== Extract to read ==

In pandas, how to set_index with using column index instead of referring to column names?
If the column index is unique you could use:
df.set_index(list(df.columns[cols]))
where cols
is a list of ordinal indices.
For example,
In [77]: np.random.seed(2016)
In [79]: df = pd.DataFrame(np.random.randint(10, size=(5,4)), columns=list('ABCD'))
In [80]: df
Out[80]:
A B C D
0 3 7 2 3
1 8 4 8 7
2 9 2 6 3
3 4 1 9 1
4 2 2 8 9
In [81]: df.set_index(list(df.columns[[0,2]]))
Out[81]:
B D
A C
3 2 7 3
8 8 4 7
9 6 2 3
4 9 1 1
2 8 2 9
If the DataFrame's column index is not unique, then setting the index by label is impossible and by ordinals more complicated:
import numpy as np
import pandas as pd
np.random.seed(2016)

===
== Data to examine ==

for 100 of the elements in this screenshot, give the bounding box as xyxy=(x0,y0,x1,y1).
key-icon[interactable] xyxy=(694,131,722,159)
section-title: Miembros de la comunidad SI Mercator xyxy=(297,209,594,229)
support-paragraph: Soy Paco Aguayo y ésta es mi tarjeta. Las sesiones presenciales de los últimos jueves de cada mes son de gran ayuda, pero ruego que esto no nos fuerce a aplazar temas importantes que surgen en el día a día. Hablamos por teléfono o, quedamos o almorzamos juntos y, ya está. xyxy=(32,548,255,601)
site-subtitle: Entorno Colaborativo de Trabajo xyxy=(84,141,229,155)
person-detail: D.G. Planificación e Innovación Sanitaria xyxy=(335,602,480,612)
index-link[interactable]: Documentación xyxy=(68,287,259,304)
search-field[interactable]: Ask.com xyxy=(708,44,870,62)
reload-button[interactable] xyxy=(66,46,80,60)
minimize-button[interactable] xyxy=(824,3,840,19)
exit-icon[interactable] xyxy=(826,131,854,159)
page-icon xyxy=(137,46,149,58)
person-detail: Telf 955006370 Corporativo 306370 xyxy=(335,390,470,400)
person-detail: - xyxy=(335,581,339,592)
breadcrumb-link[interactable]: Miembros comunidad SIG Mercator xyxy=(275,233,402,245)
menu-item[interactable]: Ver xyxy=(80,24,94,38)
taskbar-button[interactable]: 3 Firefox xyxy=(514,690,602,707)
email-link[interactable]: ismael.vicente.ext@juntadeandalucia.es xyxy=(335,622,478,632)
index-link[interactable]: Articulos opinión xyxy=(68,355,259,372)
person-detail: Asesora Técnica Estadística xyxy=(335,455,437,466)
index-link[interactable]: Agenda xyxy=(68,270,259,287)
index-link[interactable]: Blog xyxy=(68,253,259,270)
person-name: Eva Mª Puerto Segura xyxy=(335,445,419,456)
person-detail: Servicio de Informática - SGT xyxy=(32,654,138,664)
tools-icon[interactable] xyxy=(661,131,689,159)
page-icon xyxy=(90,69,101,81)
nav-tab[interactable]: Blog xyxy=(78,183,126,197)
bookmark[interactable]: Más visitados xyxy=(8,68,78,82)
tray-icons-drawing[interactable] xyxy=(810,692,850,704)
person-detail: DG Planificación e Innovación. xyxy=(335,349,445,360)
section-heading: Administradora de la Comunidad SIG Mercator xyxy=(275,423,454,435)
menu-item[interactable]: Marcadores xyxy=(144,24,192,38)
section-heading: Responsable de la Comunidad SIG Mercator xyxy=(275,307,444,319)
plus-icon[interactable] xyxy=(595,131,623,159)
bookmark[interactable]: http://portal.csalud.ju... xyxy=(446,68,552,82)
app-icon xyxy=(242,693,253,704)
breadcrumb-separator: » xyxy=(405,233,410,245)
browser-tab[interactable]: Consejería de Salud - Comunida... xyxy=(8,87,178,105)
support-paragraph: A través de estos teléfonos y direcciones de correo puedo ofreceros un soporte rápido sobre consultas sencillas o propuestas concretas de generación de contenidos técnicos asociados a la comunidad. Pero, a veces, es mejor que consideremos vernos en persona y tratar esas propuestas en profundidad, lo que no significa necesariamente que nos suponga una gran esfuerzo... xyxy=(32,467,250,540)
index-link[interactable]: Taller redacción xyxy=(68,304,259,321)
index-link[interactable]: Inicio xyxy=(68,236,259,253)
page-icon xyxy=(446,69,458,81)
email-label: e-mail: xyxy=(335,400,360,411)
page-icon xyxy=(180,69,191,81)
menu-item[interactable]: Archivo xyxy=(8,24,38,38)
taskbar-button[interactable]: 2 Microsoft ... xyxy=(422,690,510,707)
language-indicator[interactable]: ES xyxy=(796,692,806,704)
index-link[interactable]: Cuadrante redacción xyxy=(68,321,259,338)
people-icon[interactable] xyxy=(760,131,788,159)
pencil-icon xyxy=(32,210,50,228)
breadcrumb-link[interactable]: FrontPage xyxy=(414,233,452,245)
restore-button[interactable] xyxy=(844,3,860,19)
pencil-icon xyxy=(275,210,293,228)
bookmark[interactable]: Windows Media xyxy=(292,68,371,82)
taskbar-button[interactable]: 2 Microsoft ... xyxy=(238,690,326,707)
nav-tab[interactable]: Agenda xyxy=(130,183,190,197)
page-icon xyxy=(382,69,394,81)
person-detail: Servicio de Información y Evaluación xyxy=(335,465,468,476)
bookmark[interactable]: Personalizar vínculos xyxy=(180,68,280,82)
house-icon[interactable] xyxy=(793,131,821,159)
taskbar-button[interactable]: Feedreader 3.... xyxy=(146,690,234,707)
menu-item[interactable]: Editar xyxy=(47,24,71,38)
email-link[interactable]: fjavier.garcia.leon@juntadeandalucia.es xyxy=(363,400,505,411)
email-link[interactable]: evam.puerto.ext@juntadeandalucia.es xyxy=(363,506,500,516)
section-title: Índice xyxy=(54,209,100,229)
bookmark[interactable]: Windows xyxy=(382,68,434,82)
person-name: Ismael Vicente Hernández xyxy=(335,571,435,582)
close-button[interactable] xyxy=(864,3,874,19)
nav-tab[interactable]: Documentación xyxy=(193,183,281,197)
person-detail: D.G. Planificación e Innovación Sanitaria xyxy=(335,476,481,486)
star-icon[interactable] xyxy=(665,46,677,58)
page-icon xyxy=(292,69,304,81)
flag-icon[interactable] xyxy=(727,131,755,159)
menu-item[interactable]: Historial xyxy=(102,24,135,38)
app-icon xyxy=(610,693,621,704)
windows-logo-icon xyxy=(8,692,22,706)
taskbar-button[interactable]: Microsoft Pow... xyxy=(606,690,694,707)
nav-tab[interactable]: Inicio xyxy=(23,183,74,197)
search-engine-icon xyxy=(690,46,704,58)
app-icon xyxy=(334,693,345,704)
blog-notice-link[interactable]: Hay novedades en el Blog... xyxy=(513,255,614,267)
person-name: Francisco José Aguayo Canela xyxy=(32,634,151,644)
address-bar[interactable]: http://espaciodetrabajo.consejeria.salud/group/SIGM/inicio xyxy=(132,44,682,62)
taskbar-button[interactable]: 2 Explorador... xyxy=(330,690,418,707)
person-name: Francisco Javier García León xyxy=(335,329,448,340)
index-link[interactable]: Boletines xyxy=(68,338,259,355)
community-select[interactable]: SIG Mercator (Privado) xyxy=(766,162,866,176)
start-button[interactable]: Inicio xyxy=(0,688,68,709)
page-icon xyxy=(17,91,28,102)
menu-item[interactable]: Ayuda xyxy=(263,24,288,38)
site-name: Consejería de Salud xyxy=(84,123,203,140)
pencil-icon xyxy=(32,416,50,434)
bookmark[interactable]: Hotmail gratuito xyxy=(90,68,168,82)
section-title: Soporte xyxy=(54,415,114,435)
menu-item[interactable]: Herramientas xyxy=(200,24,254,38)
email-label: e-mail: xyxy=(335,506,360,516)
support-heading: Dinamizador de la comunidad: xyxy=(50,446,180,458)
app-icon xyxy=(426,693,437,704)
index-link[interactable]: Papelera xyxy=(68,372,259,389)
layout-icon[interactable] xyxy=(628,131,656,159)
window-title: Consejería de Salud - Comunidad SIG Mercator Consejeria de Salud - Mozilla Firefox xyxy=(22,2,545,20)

===

- Work task A: In the pandas set_index answer, what is cols in the expression df.set_index(list(df.columns[cols]))?
- Work task B: List the column labels of the example DataFrame in the pandas set_index answer.
- Work task C: Continue the pandas set_index answer from its last line.

- Output A: It is a list of ordinal indices.

- Output B: A, B, C, D

- Output C:
def set_ordinal_index(df, cols):
columns, df.columns = df.columns, np.arange(len(df.columns))
mask = df.columns.isin(cols)
df = df.set_index(cols)
df.columns = columns[~mask]
df.index.names = columns[mask]
return df
df = pd.DataFrame(np.random.randint(10, size=(5,4)), columns=list('AAAA'))
print(set_ordinal_index(df, [0,2]))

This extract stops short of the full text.